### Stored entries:
BEGIN

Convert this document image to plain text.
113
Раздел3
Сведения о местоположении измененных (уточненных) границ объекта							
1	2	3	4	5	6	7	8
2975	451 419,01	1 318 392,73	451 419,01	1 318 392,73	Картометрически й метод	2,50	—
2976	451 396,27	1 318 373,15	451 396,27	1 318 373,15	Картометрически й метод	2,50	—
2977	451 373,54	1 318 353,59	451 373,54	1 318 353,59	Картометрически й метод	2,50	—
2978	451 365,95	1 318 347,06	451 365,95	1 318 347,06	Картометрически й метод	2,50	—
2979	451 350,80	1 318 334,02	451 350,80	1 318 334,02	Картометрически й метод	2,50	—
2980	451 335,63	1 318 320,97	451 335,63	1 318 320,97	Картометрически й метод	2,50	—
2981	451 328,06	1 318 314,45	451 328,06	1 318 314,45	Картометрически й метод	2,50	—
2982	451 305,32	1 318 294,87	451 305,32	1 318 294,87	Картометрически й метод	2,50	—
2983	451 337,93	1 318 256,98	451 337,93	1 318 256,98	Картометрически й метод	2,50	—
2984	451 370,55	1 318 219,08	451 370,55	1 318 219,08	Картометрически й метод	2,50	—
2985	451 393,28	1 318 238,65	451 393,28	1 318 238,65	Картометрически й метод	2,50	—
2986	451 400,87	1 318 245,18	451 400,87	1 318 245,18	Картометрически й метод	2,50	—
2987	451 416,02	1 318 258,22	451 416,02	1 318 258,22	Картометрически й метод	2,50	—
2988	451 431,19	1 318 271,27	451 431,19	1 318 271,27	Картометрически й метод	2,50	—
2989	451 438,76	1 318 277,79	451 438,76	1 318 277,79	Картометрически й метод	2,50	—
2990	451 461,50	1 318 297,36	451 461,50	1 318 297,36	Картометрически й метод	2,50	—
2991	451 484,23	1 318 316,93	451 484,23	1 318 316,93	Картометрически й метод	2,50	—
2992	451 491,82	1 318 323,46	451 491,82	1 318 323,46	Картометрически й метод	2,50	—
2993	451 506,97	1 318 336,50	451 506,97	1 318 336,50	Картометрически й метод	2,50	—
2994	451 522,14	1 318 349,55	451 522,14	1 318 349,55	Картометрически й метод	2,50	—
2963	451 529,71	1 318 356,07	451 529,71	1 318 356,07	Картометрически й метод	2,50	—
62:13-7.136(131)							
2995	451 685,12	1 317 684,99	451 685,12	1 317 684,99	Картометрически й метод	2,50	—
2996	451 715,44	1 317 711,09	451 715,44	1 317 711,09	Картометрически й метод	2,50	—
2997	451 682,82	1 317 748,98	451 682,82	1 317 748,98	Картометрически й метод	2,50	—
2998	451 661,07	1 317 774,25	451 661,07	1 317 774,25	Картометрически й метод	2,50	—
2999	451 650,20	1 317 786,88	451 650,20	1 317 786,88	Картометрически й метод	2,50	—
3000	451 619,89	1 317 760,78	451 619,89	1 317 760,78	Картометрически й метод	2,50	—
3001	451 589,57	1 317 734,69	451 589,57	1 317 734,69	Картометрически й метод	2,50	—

END

### Your goal:
Return every entry verbatim.

### Solution:
Convert this document image to plain text.
113
Раздел3
Сведения о местоположении измененных (уточненных) границ объекта							
1	2	3	4	5	6	7	8
2975	451 419,01	1 318 392,73	451 419,01	1 318 392,73	Картометрически й метод	2,50	—
2976	451 396,27	1 318 373,15	451 396,27	1 318 373,15	Картометрически й метод	2,50	—
2977	451 373,54	1 318 353,59	451 373,54	1 318 353,59	Картометрически й метод	2,50	—
2978	451 365,95	1 318 347,06	451 365,95	1 318 347,06	Картометрически й метод	2,50	—
2979	451 350,80	1 318 334,02	451 350,80	1 318 334,02	Картометрически й метод	2,50	—
2980	451 335,63	1 318 320,97	451 335,63	1 318 320,97	Картометрически й метод	2,50	—
2981	451 328,06	1 318 314,45	451 328,06	1 318 314,45	Картометрически й метод	2,50	—
2982	451 305,32	1 318 294,87	451 305,32	1 318 294,87	Картометрически й метод	2,50	—
2983	451 337,93	1 318 256,98	451 337,93	1 318 256,98	Картометрически й метод	2,50	—
2984	451 370,55	1 318 219,08	451 370,55	1 318 219,08	Картометрически й метод	2,50	—
2985	451 393,28	1 318 238,65	451 393,28	1 318 238,65	Картометрически й метод	2,50	—
2986	451 400,87	1 318 245,18	451 400,87	1 318 245,18	Картометрически й метод	2,50	—
2987	451 416,02	1 318 258,22	451 416,02	1 318 258,22	Картометрически й метод	2,50	—
2988	451 431,19	1 318 271,27	451 431,19	1 318 271,27	Картометрически й метод	2,50	—
2989	451 438,76	1 318 277,79	451 438,76	1 318 277,79	Картометрически й метод	2,50	—
2990	451 461,50	1 318 297,36	451 461,50	1 318 297,36	Картометрически й метод	2,50	—
2991	451 484,23	1 318 316,93	451 484,23	1 318 316,93	Картометрически й метод	2,50	—
2992	451 491,82	1 318 323,46	451 491,82	1 318 323,46	Картометрически й метод	2,50	—
2993	451 506,97	1 318 336,50	451 506,97	1 318 336,50	Картометрически й метод	2,50	—
2994	451 522,14	1 318 349,55	451 522,14	1 318 349,55	Картометрически й метод	2,50	—
2963	451 529,71	1 318 356,07	451 529,71	1 318 356,07	Картометрически й метод	2,50	—
62:13-7.136(131)							
2995	451 685,12	1 317 684,99	451 685,12	1 317 684,99	Картометрически й метод	2,50	—
2996	451 715,44	1 317 711,09	451 715,44	1 317 711,09	Картометрически й метод	2,50	—
2997	451 682,82	1 317 748,98	451 682,82	1 317 748,98	Картометрически й метод	2,50	—
2998	451 661,07	1 317 774,25	451 661,07	1 317 774,25	Картометрически й метод	2,50	—
2999	451 650,20	1 317 786,88	451 650,20	1 317 786,88	Картометрически й метод	2,50	—
3000	451 619,89	1 317 760,78	451 619,89	1 317 760,78	Картометрически й метод	2,50	—
3001	451 589,57	1 317 734,69	451 589,57	1 317 734,69	Картометрически й метод	2,50	—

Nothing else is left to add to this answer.